• [Set problem]:
Sort through the entries below and pull out lines containing the word "stolpehull".

[Collected data entries]
········
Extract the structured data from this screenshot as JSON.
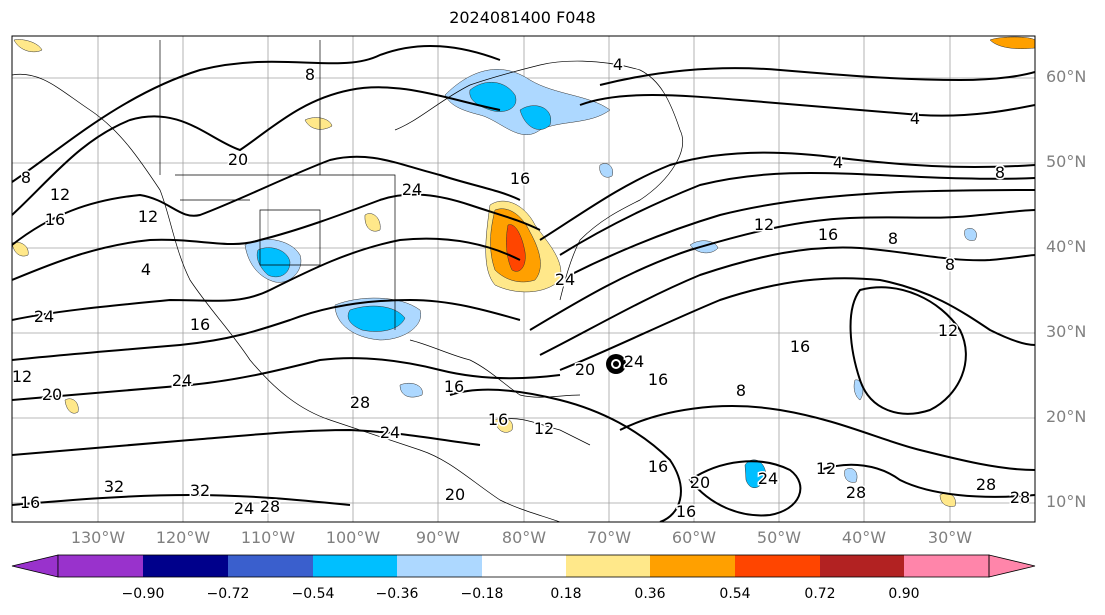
{
  "title": "2024081400 F048",
  "lat_labels": [
    "60°N",
    "50°N",
    "40°N",
    "30°N",
    "20°N",
    "10°N"
  ],
  "lon_labels": [
    "130°W",
    "120°W",
    "110°W",
    "100°W",
    "90°W",
    "80°W",
    "70°W",
    "60°W",
    "50°W",
    "40°W",
    "30°W"
  ],
  "contour_labels": [
    "8",
    "4",
    "4",
    "4",
    "8",
    "20",
    "8",
    "12",
    "16",
    "12",
    "24",
    "12",
    "16",
    "8",
    "8",
    "4",
    "24",
    "16",
    "16",
    "16",
    "12",
    "12",
    "20",
    "16",
    "24",
    "20",
    "16",
    "8",
    "16",
    "12",
    "12",
    "16",
    "24",
    "32",
    "32",
    "28",
    "24",
    "28",
    "20",
    "16",
    "28",
    "24",
    "24",
    "20",
    "16",
    "28",
    "28",
    "24"
  ],
  "colorbar": {
    "ticks": [
      "−0.90",
      "−0.72",
      "−0.54",
      "−0.36",
      "−0.18",
      "0.18",
      "0.36",
      "0.54",
      "0.72",
      "0.90"
    ],
    "colors": [
      "#9932cc",
      "#00008b",
      "#3a5fcd",
      "#00bfff",
      "#add8ff",
      "#ffffff",
      "#ffe88a",
      "#ffa000",
      "#ff4500",
      "#b22222",
      "#ff85aa"
    ]
  },
  "symbols": [
    "hurricane-symbol"
  ]
}
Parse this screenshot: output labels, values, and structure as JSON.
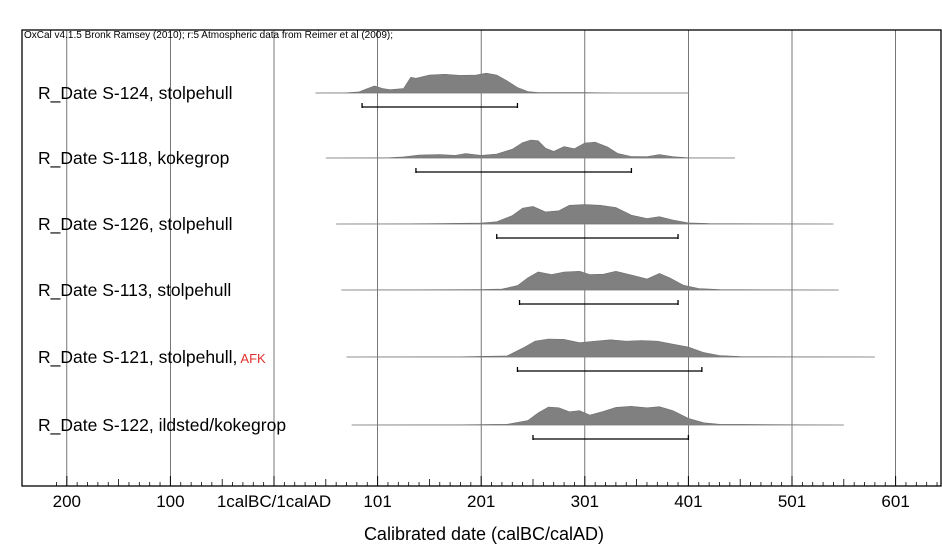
{
  "chart_data": {
    "type": "area",
    "title": "OxCal v4.1.5 Bronk Ramsey (2010); r:5 Atmospheric data from Reimer et al (2009);",
    "xlabel": "Calibrated date (calBC/calAD)",
    "xlim": [
      -210,
      640
    ],
    "x_ticks": [
      {
        "value": -200,
        "label": "200"
      },
      {
        "value": -100,
        "label": "100"
      },
      {
        "value": 0,
        "label": "1calBC/1calAD"
      },
      {
        "value": 100,
        "label": "101"
      },
      {
        "value": 200,
        "label": "201"
      },
      {
        "value": 300,
        "label": "301"
      },
      {
        "value": 400,
        "label": "401"
      },
      {
        "value": 500,
        "label": "501"
      },
      {
        "value": 600,
        "label": "601"
      }
    ],
    "grid": true,
    "colors": {
      "distribution": "#808080",
      "axis": "#000000",
      "flag": "#e0302e"
    },
    "series": [
      {
        "name": "R_Date S-124, stolpehull",
        "flag": "",
        "range": [
          40,
          400
        ],
        "hpd": [
          85,
          235
        ],
        "density": [
          [
            40,
            0
          ],
          [
            70,
            0.01
          ],
          [
            82,
            0.05
          ],
          [
            90,
            0.2
          ],
          [
            97,
            0.32
          ],
          [
            105,
            0.2
          ],
          [
            112,
            0.15
          ],
          [
            125,
            0.2
          ],
          [
            132,
            0.72
          ],
          [
            137,
            0.67
          ],
          [
            150,
            0.82
          ],
          [
            165,
            0.85
          ],
          [
            180,
            0.8
          ],
          [
            195,
            0.82
          ],
          [
            205,
            0.9
          ],
          [
            215,
            0.82
          ],
          [
            225,
            0.55
          ],
          [
            235,
            0.25
          ],
          [
            245,
            0.07
          ],
          [
            255,
            0.02
          ],
          [
            300,
            0.02
          ],
          [
            330,
            0
          ],
          [
            400,
            0
          ]
        ]
      },
      {
        "name": "R_Date S-118, kokegrop",
        "flag": "",
        "range": [
          50,
          445
        ],
        "hpd": [
          137,
          345
        ],
        "density": [
          [
            50,
            0
          ],
          [
            110,
            0.01
          ],
          [
            125,
            0.05
          ],
          [
            140,
            0.13
          ],
          [
            160,
            0.16
          ],
          [
            175,
            0.12
          ],
          [
            185,
            0.2
          ],
          [
            200,
            0.12
          ],
          [
            215,
            0.18
          ],
          [
            230,
            0.4
          ],
          [
            240,
            0.7
          ],
          [
            248,
            0.82
          ],
          [
            255,
            0.78
          ],
          [
            262,
            0.45
          ],
          [
            270,
            0.3
          ],
          [
            280,
            0.52
          ],
          [
            290,
            0.42
          ],
          [
            300,
            0.68
          ],
          [
            310,
            0.72
          ],
          [
            322,
            0.5
          ],
          [
            332,
            0.2
          ],
          [
            345,
            0.07
          ],
          [
            360,
            0.06
          ],
          [
            372,
            0.16
          ],
          [
            385,
            0.06
          ],
          [
            400,
            0.01
          ],
          [
            445,
            0
          ]
        ]
      },
      {
        "name": "R_Date S-126, stolpehull",
        "flag": "",
        "range": [
          60,
          540
        ],
        "hpd": [
          215,
          390
        ],
        "density": [
          [
            60,
            0
          ],
          [
            130,
            0.01
          ],
          [
            160,
            0.02
          ],
          [
            180,
            0.03
          ],
          [
            200,
            0.04
          ],
          [
            215,
            0.1
          ],
          [
            230,
            0.38
          ],
          [
            240,
            0.72
          ],
          [
            250,
            0.8
          ],
          [
            262,
            0.55
          ],
          [
            275,
            0.6
          ],
          [
            285,
            0.85
          ],
          [
            300,
            0.88
          ],
          [
            315,
            0.85
          ],
          [
            330,
            0.75
          ],
          [
            345,
            0.4
          ],
          [
            360,
            0.25
          ],
          [
            372,
            0.33
          ],
          [
            385,
            0.18
          ],
          [
            400,
            0.05
          ],
          [
            420,
            0.02
          ],
          [
            540,
            0
          ]
        ]
      },
      {
        "name": "R_Date S-113, stolpehull",
        "flag": "",
        "range": [
          65,
          545
        ],
        "hpd": [
          237,
          390
        ],
        "density": [
          [
            65,
            0
          ],
          [
            140,
            0.01
          ],
          [
            200,
            0.02
          ],
          [
            220,
            0.04
          ],
          [
            235,
            0.2
          ],
          [
            245,
            0.55
          ],
          [
            255,
            0.82
          ],
          [
            268,
            0.7
          ],
          [
            280,
            0.82
          ],
          [
            295,
            0.85
          ],
          [
            305,
            0.7
          ],
          [
            318,
            0.72
          ],
          [
            330,
            0.85
          ],
          [
            345,
            0.68
          ],
          [
            360,
            0.5
          ],
          [
            372,
            0.75
          ],
          [
            382,
            0.55
          ],
          [
            395,
            0.22
          ],
          [
            410,
            0.07
          ],
          [
            430,
            0.02
          ],
          [
            545,
            0
          ]
        ]
      },
      {
        "name": "R_Date S-121, stolpehull,",
        "flag": "AFK",
        "range": [
          70,
          580
        ],
        "hpd": [
          235,
          413
        ],
        "density": [
          [
            70,
            0
          ],
          [
            180,
            0.01
          ],
          [
            225,
            0.05
          ],
          [
            240,
            0.4
          ],
          [
            252,
            0.72
          ],
          [
            265,
            0.82
          ],
          [
            280,
            0.8
          ],
          [
            295,
            0.65
          ],
          [
            310,
            0.72
          ],
          [
            325,
            0.78
          ],
          [
            340,
            0.72
          ],
          [
            355,
            0.75
          ],
          [
            370,
            0.72
          ],
          [
            385,
            0.58
          ],
          [
            400,
            0.45
          ],
          [
            415,
            0.2
          ],
          [
            430,
            0.07
          ],
          [
            450,
            0.02
          ],
          [
            580,
            0
          ]
        ]
      },
      {
        "name": "R_Date S-122, ildsted/kokegrop",
        "flag": "",
        "range": [
          75,
          550
        ],
        "hpd": [
          250,
          400
        ],
        "density": [
          [
            75,
            0
          ],
          [
            180,
            0.01
          ],
          [
            225,
            0.03
          ],
          [
            245,
            0.2
          ],
          [
            255,
            0.55
          ],
          [
            265,
            0.82
          ],
          [
            275,
            0.78
          ],
          [
            285,
            0.6
          ],
          [
            295,
            0.65
          ],
          [
            305,
            0.45
          ],
          [
            318,
            0.62
          ],
          [
            330,
            0.8
          ],
          [
            345,
            0.85
          ],
          [
            360,
            0.78
          ],
          [
            372,
            0.83
          ],
          [
            385,
            0.65
          ],
          [
            400,
            0.3
          ],
          [
            415,
            0.1
          ],
          [
            430,
            0.03
          ],
          [
            550,
            0
          ]
        ]
      }
    ]
  }
}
········
• [Exercise response]:
        "name": "R_Date S-124, stolpehull",
        "name": "R_Date S-126, stolpehull",
        "name": "R_Date S-113, stolpehull",
        "name": "R_Date S-121, stolpehull,",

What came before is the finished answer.